A run of records =>
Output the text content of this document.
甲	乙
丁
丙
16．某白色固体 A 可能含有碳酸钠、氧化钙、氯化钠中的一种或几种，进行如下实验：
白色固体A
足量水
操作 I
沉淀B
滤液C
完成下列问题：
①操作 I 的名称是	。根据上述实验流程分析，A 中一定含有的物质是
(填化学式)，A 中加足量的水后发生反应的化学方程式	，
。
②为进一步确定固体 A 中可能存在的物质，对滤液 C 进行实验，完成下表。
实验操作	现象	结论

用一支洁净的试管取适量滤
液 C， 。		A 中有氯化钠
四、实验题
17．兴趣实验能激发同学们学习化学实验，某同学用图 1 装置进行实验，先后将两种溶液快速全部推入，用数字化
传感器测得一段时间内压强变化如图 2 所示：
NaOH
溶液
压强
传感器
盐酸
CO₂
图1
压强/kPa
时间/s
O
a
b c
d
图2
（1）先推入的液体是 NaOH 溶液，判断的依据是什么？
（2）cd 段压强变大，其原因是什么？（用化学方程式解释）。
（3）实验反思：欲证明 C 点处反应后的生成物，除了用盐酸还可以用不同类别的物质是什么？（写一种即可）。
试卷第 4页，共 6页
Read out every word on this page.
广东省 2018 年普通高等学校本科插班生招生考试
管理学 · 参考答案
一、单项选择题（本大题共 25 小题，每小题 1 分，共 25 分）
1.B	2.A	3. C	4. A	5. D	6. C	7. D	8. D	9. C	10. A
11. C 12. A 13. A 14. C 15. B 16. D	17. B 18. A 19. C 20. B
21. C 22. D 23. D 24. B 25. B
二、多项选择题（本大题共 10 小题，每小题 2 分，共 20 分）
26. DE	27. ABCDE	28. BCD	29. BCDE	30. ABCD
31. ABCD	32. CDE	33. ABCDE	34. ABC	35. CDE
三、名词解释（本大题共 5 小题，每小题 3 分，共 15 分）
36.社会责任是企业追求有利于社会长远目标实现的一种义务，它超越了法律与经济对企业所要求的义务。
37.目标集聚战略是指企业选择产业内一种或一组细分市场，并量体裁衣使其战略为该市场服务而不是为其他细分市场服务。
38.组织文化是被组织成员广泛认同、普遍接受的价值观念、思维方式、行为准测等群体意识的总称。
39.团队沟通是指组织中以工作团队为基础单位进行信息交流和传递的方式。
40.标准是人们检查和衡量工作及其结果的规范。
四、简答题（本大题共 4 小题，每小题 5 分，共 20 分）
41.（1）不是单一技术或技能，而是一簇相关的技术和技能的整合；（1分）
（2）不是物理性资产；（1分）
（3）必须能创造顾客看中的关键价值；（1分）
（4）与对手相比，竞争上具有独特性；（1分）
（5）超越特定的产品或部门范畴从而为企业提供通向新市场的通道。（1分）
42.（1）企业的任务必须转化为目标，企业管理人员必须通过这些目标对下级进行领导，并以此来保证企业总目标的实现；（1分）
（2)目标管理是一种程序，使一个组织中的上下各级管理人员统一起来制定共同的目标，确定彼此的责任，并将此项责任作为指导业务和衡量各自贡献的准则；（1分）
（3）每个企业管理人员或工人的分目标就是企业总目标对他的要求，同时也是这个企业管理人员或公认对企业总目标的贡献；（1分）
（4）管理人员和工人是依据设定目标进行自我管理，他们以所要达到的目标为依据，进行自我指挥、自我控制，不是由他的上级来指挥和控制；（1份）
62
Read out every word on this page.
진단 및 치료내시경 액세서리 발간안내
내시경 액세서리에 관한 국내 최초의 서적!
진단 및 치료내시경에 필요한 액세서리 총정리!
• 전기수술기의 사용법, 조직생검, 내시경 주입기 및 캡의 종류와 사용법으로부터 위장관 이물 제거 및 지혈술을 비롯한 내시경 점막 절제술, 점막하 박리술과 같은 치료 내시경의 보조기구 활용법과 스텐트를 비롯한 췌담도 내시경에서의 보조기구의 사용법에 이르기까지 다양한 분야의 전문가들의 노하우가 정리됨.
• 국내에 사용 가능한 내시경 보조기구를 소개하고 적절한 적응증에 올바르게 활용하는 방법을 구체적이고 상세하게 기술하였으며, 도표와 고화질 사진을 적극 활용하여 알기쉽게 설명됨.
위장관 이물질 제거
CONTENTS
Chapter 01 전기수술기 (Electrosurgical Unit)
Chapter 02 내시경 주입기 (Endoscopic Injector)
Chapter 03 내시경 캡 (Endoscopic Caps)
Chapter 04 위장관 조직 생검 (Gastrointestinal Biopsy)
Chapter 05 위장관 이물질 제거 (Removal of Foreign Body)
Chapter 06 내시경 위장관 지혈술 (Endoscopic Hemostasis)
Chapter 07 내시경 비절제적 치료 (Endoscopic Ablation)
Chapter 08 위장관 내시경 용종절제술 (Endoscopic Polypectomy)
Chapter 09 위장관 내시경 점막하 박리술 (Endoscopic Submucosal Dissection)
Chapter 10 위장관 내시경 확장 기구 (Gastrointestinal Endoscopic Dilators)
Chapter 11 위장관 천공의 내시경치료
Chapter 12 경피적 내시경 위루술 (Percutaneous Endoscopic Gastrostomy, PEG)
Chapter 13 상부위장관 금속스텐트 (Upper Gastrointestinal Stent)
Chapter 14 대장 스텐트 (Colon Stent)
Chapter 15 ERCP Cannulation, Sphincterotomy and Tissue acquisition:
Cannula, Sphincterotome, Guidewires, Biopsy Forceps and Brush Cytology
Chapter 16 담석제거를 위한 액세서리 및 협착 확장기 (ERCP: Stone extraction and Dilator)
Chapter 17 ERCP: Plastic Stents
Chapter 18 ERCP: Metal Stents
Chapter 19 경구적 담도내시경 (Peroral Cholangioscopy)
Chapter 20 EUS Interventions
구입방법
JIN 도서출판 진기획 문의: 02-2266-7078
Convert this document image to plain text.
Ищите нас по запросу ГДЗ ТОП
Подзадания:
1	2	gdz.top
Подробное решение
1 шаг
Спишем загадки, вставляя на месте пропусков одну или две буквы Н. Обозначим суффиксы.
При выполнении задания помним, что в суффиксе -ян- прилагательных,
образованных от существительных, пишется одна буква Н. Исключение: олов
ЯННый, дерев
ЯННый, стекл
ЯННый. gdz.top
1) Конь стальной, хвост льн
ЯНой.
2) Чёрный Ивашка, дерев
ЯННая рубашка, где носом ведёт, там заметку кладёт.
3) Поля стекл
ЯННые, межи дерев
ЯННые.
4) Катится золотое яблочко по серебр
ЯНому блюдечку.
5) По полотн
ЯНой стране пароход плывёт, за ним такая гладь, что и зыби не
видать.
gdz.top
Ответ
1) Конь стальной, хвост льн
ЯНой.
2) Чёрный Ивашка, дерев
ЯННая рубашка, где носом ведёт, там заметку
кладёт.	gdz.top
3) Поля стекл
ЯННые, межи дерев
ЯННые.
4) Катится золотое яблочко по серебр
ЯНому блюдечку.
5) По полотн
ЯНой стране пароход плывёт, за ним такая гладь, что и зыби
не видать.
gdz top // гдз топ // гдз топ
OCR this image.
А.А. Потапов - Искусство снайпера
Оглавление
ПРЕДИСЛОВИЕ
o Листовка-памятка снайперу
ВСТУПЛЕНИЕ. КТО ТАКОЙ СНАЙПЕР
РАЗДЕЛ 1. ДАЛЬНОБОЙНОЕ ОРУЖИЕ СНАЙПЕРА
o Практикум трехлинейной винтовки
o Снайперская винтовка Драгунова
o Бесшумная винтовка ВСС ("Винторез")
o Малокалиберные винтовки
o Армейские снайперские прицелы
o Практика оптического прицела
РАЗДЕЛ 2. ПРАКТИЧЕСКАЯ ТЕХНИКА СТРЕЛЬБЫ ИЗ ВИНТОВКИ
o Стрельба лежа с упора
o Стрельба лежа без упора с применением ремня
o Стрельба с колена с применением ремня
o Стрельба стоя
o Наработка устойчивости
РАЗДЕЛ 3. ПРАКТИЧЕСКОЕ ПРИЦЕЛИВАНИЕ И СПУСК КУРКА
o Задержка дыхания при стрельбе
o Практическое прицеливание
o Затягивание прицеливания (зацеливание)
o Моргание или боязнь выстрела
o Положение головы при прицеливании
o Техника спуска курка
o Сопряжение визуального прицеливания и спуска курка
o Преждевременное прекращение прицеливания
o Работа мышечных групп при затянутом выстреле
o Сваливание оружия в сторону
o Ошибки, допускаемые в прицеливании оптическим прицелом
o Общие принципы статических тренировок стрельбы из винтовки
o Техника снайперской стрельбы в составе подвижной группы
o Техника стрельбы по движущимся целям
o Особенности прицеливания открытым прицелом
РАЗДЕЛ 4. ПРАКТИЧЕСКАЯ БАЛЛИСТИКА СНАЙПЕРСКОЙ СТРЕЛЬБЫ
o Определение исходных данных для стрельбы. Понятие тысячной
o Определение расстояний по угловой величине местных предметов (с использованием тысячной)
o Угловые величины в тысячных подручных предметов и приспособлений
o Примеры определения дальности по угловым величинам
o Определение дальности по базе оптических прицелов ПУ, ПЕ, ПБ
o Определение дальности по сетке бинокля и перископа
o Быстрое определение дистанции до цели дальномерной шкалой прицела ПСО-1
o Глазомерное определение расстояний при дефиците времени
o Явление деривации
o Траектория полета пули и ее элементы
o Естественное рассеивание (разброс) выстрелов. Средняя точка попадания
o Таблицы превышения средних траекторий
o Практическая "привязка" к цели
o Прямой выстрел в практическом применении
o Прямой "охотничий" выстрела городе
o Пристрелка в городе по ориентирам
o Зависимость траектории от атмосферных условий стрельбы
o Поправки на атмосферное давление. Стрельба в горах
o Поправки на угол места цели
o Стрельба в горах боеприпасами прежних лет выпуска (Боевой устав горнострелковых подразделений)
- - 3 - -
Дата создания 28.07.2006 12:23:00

THE TASK => Find each line that has the word "ремня", then copy it out.

EXERCISE OUTPUT =>
o Стрельба лежа без упора с применением ремня
o Стрельба с колена с применением ремня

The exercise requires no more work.